▸ What to do:
Retype the material word for word.

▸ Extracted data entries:
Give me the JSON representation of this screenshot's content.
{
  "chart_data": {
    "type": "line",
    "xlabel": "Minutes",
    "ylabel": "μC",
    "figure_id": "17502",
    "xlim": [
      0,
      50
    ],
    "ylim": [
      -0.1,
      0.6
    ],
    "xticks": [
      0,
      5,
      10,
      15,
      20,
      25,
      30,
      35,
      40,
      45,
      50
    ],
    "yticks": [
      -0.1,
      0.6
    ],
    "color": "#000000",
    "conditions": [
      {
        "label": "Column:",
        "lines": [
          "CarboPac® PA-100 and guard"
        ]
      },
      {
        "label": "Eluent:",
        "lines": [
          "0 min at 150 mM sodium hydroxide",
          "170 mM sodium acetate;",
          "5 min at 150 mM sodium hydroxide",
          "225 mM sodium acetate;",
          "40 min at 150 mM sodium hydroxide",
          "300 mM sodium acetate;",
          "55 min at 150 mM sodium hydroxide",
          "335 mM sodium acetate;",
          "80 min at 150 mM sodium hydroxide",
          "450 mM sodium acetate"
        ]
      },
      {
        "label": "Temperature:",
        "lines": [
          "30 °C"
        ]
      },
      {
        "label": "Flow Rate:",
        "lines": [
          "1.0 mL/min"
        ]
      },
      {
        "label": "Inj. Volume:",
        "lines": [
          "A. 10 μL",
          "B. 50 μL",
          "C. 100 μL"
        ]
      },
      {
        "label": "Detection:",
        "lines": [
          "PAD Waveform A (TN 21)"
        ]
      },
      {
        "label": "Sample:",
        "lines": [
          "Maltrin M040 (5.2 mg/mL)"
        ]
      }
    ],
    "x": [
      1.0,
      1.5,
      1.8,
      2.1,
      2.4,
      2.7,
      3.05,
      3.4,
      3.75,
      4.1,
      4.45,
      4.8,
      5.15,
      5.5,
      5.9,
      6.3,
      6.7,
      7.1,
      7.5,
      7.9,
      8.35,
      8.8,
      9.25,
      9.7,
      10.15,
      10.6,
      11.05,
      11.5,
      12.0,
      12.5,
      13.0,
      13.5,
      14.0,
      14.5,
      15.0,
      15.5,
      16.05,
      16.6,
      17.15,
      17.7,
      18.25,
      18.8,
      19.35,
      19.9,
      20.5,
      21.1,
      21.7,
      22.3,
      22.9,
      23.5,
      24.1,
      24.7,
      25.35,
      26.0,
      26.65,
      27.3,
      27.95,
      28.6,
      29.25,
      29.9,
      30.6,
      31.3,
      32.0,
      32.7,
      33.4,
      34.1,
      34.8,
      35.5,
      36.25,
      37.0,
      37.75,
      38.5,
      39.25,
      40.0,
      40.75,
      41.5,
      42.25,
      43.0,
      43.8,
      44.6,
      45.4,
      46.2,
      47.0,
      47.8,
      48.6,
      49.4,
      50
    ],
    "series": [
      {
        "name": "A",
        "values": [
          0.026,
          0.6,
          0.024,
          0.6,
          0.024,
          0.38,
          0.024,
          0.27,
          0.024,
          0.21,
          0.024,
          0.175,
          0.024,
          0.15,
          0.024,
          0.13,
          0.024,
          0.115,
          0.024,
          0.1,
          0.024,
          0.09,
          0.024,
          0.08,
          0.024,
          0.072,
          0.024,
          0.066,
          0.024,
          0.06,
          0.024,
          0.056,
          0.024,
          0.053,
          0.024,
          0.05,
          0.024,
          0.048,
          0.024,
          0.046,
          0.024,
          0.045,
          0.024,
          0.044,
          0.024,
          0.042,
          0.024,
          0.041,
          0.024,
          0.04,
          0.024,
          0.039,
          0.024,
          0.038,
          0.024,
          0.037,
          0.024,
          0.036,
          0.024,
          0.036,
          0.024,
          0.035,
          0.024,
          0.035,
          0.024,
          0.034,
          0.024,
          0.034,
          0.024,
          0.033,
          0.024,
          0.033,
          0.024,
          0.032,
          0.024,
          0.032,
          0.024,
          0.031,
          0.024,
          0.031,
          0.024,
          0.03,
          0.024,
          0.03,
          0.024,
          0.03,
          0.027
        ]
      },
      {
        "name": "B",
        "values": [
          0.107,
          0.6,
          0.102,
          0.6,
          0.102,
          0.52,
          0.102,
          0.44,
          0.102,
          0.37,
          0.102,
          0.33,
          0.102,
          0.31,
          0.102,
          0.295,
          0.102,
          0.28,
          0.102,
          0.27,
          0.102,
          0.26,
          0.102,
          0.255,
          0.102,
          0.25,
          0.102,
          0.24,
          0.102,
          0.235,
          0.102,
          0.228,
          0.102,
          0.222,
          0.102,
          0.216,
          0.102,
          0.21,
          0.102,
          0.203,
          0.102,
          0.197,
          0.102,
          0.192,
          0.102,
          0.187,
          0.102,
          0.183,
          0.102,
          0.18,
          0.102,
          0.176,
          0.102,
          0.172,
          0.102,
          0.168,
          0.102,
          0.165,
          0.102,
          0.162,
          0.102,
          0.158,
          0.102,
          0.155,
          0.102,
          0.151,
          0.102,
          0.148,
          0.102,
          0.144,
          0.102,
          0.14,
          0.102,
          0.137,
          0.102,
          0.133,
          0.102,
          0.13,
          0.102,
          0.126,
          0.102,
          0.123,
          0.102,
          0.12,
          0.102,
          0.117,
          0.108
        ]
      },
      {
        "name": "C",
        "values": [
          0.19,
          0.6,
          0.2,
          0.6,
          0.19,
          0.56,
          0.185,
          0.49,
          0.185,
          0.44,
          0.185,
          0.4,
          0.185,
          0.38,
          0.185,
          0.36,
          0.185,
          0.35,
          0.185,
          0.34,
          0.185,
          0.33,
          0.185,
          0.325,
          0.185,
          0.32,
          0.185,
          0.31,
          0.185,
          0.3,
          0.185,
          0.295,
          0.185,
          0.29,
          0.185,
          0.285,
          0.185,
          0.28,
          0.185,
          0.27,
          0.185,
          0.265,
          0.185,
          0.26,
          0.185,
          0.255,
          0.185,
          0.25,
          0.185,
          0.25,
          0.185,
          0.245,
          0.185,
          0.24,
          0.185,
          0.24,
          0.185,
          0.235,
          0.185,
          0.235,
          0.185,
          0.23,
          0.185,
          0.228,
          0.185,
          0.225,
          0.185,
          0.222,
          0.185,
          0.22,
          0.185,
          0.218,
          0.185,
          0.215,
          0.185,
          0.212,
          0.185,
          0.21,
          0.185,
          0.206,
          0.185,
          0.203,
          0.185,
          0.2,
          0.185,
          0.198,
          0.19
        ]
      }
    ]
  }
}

▸ Complete output:
Give me the JSON representation of this screenshot's content.
{
  "chart_data": {
    "type": "line",
    "xlabel": "Minutes",
    "ylabel": "μC",
    "figure_id": "17502",
    "xlim": [
      0,
      50
    ],
    "ylim": [
      -0.1,
      0.6
    ],
    "xticks": [
      0,
      5,
      10,
      15,
      20,
      25,
      30,
      35,
      40,
      45,
      50
    ],
    "yticks": [
      -0.1,
      0.6
    ],
    "color": "#000000",
    "conditions": [
      {
        "label": "Column:",
        "lines": [
          "CarboPac® PA-100 and guard"
        ]
      },
      {
        "label": "Eluent:",
        "lines": [
          "0 min at 150 mM sodium hydroxide",
          "170 mM sodium acetate;",
          "5 min at 150 mM sodium hydroxide",
          "225 mM sodium acetate;",
          "40 min at 150 mM sodium hydroxide",
          "300 mM sodium acetate;",
          "55 min at 150 mM sodium hydroxide",
          "335 mM sodium acetate;",
          "80 min at 150 mM sodium hydroxide",
          "450 mM sodium acetate"
        ]
      },
      {
        "label": "Temperature:",
        "lines": [
          "30 °C"
        ]
      },
      {
        "label": "Flow Rate:",
        "lines": [
          "1.0 mL/min"
        ]
      },
      {
        "label": "Inj. Volume:",
        "lines": [
          "A. 10 μL",
          "B. 50 μL",
          "C. 100 μL"
        ]
      },
      {
        "label": "Detection:",
        "lines": [
          "PAD Waveform A (TN 21)"
        ]
      },
      {
        "label": "Sample:",
        "lines": [
          "Maltrin M040 (5.2 mg/mL)"
        ]
      }
    ],
    "x": [
      1.0,
      1.5,
      1.8,
      2.1,
      2.4,
      2.7,
      3.05,
      3.4,
      3.75,
      4.1,
      4.45,
      4.8,
      5.15,
      5.5,
      5.9,
      6.3,
      6.7,
      7.1,
      7.5,
      7.9,
      8.35,
      8.8,
      9.25,
      9.7,
      10.15,
      10.6,
      11.05,
      11.5,
      12.0,
      12.5,
      13.0,
      13.5,
      14.0,
      14.5,
      15.0,
      15.5,
      16.05,
      16.6,
      17.15,
      17.7,
      18.25,
      18.8,
      19.35,
      19.9,
      20.5,
      21.1,
      21.7,
      22.3,
      22.9,
      23.5,
      24.1,
      24.7,
      25.35,
      26.0,
      26.65,
      27.3,
      27.95,
      28.6,
      29.25,
      29.9,
      30.6,
      31.3,
      32.0,
      32.7,
      33.4,
      34.1,
      34.8,
      35.5,
      36.25,
      37.0,
      37.75,
      38.5,
      39.25,
      40.0,
      40.75,
      41.5,
      42.25,
      43.0,
      43.8,
      44.6,
      45.4,
      46.2,
      47.0,
      47.8,
      48.6,
      49.4,
      50
    ],
    "series": [
      {
        "name": "A",
        "values": [
          0.026,
          0.6,
          0.024,
          0.6,
          0.024,
          0.38,
          0.024,
          0.27,
          0.024,
          0.21,
          0.024,
          0.175,
          0.024,
          0.15,
          0.024,
          0.13,
          0.024,
          0.115,
          0.024,
          0.1,
          0.024,
          0.09,
          0.024,
          0.08,
          0.024,
          0.072,
          0.024,
          0.066,
          0.024,
          0.06,
          0.024,
          0.056,
          0.024,
          0.053,
          0.024,
          0.05,
          0.024,
          0.048,
          0.024,
          0.046,
          0.024,
          0.045,
          0.024,
          0.044,
          0.024,
          0.042,
          0.024,
          0.041,
          0.024,
          0.04,
          0.024,
          0.039,
          0.024,
          0.038,
          0.024,
          0.037,
          0.024,
          0.036,
          0.024,
          0.036,
          0.024,
          0.035,
          0.024,
          0.035,
          0.024,
          0.034,
          0.024,
          0.034,
          0.024,
          0.033,
          0.024,
          0.033,
          0.024,
          0.032,
          0.024,
          0.032,
          0.024,
          0.031,
          0.024,
          0.031,
          0.024,
          0.03,
          0.024,
          0.03,
          0.024,
          0.03,
          0.027
        ]
      },
      {
        "name": "B",
        "values": [
          0.107,
          0.6,
          0.102,
          0.6,
          0.102,
          0.52,
          0.102,
          0.44,
          0.102,
          0.37,
          0.102,
          0.33,
          0.102,
          0.31,
          0.102,
          0.295,
          0.102,
          0.28,
          0.102,
          0.27,
          0.102,
          0.26,
          0.102,
          0.255,
          0.102,
          0.25,
          0.102,
          0.24,
          0.102,
          0.235,
          0.102,
          0.228,
          0.102,
          0.222,
          0.102,
          0.216,
          0.102,
          0.21,
          0.102,
          0.203,
          0.102,
          0.197,
          0.102,
          0.192,
          0.102,
          0.187,
          0.102,
          0.183,
          0.102,
          0.18,
          0.102,
          0.176,
          0.102,
          0.172,
          0.102,
          0.168,
          0.102,
          0.165,
          0.102,
          0.162,
          0.102,
          0.158,
          0.102,
          0.155,
          0.102,
          0.151,
          0.102,
          0.148,
          0.102,
          0.144,
          0.102,
          0.14,
          0.102,
          0.137,
          0.102,
          0.133,
          0.102,
          0.13,
          0.102,
          0.126,
          0.102,
          0.123,
          0.102,
          0.12,
          0.102,
          0.117,
          0.108
        ]
      },
      {
        "name": "C",
        "values": [
          0.19,
          0.6,
          0.2,
          0.6,
          0.19,
          0.56,
          0.185,
          0.49,
          0.185,
          0.44,
          0.185,
          0.4,
          0.185,
          0.38,
          0.185,
          0.36,
          0.185,
          0.35,
          0.185,
          0.34,
          0.185,
          0.33,
          0.185,
          0.325,
          0.185,
          0.32,
          0.185,
          0.31,
          0.185,
          0.3,
          0.185,
          0.295,
          0.185,
          0.29,
          0.185,
          0.285,
          0.185,
          0.28,
          0.185,
          0.27,
          0.185,
          0.265,
          0.185,
          0.26,
          0.185,
          0.255,
          0.185,
          0.25,
          0.185,
          0.25,
          0.185,
          0.245,
          0.185,
          0.24,
          0.185,
          0.24,
          0.185,
          0.235,
          0.185,
          0.235,
          0.185,
          0.23,
          0.185,
          0.228,
          0.185,
          0.225,
          0.185,
          0.222,
          0.185,
          0.22,
          0.185,
          0.218,
          0.185,
          0.215,
          0.185,
          0.212,
          0.185,
          0.21,
          0.185,
          0.206,
          0.185,
          0.203,
          0.185,
          0.2,
          0.185,
          0.198,
          0.19
        ]
      }
    ]
  }
}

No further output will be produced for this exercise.